Collected data entries:
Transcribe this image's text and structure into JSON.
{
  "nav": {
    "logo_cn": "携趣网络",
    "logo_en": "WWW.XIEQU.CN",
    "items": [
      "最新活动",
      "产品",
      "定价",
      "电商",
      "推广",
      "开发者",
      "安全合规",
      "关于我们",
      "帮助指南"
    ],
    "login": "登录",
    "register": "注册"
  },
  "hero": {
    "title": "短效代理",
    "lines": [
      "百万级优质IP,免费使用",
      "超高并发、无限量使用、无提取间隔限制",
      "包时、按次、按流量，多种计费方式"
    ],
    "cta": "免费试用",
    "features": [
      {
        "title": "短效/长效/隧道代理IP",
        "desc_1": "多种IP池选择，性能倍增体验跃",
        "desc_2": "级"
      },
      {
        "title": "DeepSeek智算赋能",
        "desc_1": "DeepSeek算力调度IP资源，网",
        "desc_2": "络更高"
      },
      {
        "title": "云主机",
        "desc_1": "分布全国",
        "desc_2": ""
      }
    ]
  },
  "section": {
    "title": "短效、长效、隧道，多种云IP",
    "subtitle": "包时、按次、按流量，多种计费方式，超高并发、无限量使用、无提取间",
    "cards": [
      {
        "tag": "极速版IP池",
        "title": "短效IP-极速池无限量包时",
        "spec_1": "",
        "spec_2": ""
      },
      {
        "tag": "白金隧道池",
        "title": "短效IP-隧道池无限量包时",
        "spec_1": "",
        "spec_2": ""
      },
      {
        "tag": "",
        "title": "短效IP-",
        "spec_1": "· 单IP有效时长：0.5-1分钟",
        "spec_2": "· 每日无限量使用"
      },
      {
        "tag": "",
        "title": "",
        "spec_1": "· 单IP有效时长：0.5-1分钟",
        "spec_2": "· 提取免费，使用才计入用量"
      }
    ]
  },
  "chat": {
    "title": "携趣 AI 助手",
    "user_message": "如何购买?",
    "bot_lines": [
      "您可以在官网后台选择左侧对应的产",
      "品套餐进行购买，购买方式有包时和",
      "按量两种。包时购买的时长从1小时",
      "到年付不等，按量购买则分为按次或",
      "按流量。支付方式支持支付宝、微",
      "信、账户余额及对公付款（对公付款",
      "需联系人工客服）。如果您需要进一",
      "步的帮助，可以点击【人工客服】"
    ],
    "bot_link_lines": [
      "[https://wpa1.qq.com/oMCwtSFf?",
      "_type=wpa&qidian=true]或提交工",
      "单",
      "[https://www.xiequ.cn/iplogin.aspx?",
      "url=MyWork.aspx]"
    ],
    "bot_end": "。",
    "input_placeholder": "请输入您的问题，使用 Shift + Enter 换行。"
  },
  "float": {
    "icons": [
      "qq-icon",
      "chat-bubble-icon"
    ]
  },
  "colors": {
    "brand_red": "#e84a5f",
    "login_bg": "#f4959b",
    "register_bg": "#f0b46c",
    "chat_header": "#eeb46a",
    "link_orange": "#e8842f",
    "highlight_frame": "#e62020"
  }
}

- [The request]
Give every line of the material again, exactly as it reads.

- [Written response]
Transcribe this image's text and structure into JSON.
{
  "nav": {
    "logo_cn": "携趣网络",
    "logo_en": "WWW.XIEQU.CN",
    "items": [
      "最新活动",
      "产品",
      "定价",
      "电商",
      "推广",
      "开发者",
      "安全合规",
      "关于我们",
      "帮助指南"
    ],
    "login": "登录",
    "register": "注册"
  },
  "hero": {
    "title": "短效代理",
    "lines": [
      "百万级优质IP,免费使用",
      "超高并发、无限量使用、无提取间隔限制",
      "包时、按次、按流量，多种计费方式"
    ],
    "cta": "免费试用",
    "features": [
      {
        "title": "短效/长效/隧道代理IP",
        "desc_1": "多种IP池选择，性能倍增体验跃",
        "desc_2": "级"
      },
      {
        "title": "DeepSeek智算赋能",
        "desc_1": "DeepSeek算力调度IP资源，网",
        "desc_2": "络更高"
      },
      {
        "title": "云主机",
        "desc_1": "分布全国",
        "desc_2": ""
      }
    ]
  },
  "section": {
    "title": "短效、长效、隧道，多种云IP",
    "subtitle": "包时、按次、按流量，多种计费方式，超高并发、无限量使用、无提取间",
    "cards": [
      {
        "tag": "极速版IP池",
        "title": "短效IP-极速池无限量包时",
        "spec_1": "",
        "spec_2": ""
      },
      {
        "tag": "白金隧道池",
        "title": "短效IP-隧道池无限量包时",
        "spec_1": "",
        "spec_2": ""
      },
      {
        "tag": "",
        "title": "短效IP-",
        "spec_1": "· 单IP有效时长：0.5-1分钟",
        "spec_2": "· 每日无限量使用"
      },
      {
        "tag": "",
        "title": "",
        "spec_1": "· 单IP有效时长：0.5-1分钟",
        "spec_2": "· 提取免费，使用才计入用量"
      }
    ]
  },
  "chat": {
    "title": "携趣 AI 助手",
    "user_message": "如何购买?",
    "bot_lines": [
      "您可以在官网后台选择左侧对应的产",
      "品套餐进行购买，购买方式有包时和",
      "按量两种。包时购买的时长从1小时",
      "到年付不等，按量购买则分为按次或",
      "按流量。支付方式支持支付宝、微",
      "信、账户余额及对公付款（对公付款",
      "需联系人工客服）。如果您需要进一",
      "步的帮助，可以点击【人工客服】"
    ],
    "bot_link_lines": [
      "[https://wpa1.qq.com/oMCwtSFf?",
      "_type=wpa&qidian=true]或提交工",
      "单",
      "[https://www.xiequ.cn/iplogin.aspx?",
      "url=MyWork.aspx]"
    ],
    "bot_end": "。",
    "input_placeholder": "请输入您的问题，使用 Shift + Enter 换行。"
  },
  "float": {
    "icons": [
      "qq-icon",
      "chat-bubble-icon"
    ]
  },
  "colors": {
    "brand_red": "#e84a5f",
    "login_bg": "#f4959b",
    "register_bg": "#f0b46c",
    "chat_header": "#eeb46a",
    "link_orange": "#e8842f",
    "highlight_frame": "#e62020"
  }
}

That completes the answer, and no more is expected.